### EXERCISE AIM:
Collect each line containing "Model".

### INPUT MATERIAL:
----
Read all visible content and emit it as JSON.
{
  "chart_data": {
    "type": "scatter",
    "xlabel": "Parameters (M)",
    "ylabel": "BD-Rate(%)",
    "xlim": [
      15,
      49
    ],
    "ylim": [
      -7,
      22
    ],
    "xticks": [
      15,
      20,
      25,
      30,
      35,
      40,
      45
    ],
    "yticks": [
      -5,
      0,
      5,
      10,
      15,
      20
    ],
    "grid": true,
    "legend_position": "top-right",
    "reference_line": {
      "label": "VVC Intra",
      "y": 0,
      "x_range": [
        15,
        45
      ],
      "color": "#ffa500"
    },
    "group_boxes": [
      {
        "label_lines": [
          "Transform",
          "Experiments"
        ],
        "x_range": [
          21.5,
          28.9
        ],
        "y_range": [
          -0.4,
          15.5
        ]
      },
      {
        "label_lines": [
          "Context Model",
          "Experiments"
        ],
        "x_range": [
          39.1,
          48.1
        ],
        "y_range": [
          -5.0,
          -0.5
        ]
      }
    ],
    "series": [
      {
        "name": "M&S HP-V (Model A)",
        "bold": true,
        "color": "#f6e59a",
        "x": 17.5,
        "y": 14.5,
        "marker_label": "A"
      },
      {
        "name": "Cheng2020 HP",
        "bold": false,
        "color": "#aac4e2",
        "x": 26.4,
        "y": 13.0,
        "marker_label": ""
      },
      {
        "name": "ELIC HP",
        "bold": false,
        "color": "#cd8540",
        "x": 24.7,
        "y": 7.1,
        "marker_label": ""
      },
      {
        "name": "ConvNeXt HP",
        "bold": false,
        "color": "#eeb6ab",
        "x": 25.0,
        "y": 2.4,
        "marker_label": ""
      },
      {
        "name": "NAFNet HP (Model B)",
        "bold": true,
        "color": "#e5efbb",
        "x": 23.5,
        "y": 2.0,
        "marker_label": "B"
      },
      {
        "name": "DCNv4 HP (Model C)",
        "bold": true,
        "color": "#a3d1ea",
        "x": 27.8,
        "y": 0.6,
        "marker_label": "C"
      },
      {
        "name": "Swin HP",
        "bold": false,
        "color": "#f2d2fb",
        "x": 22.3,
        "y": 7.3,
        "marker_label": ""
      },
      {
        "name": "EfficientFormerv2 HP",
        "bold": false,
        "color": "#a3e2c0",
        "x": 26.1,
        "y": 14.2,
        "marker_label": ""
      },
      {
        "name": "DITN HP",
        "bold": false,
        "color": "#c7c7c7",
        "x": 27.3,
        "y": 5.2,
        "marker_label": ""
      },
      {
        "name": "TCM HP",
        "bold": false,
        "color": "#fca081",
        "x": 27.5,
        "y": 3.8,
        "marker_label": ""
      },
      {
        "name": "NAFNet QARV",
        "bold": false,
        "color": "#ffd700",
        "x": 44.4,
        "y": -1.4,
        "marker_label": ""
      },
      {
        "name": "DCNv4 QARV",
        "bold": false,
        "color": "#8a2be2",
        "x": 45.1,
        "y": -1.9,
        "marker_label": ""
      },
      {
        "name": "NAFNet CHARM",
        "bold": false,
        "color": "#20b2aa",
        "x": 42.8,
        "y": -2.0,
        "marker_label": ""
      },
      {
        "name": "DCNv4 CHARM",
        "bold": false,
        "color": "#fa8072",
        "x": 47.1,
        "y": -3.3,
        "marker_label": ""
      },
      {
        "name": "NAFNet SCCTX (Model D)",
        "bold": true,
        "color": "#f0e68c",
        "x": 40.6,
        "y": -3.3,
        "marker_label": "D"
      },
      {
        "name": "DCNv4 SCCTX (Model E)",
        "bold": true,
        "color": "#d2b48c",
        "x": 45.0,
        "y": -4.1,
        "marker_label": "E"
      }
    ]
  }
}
----
### SOLVED EXERCISE:
          "Context Model",
        "name": "M&S HP-V (Model A)",
        "name": "NAFNet HP (Model B)",
        "name": "DCNv4 HP (Model C)",
        "name": "NAFNet SCCTX (Model D)",
        "name": "DCNv4 SCCTX (Model E)",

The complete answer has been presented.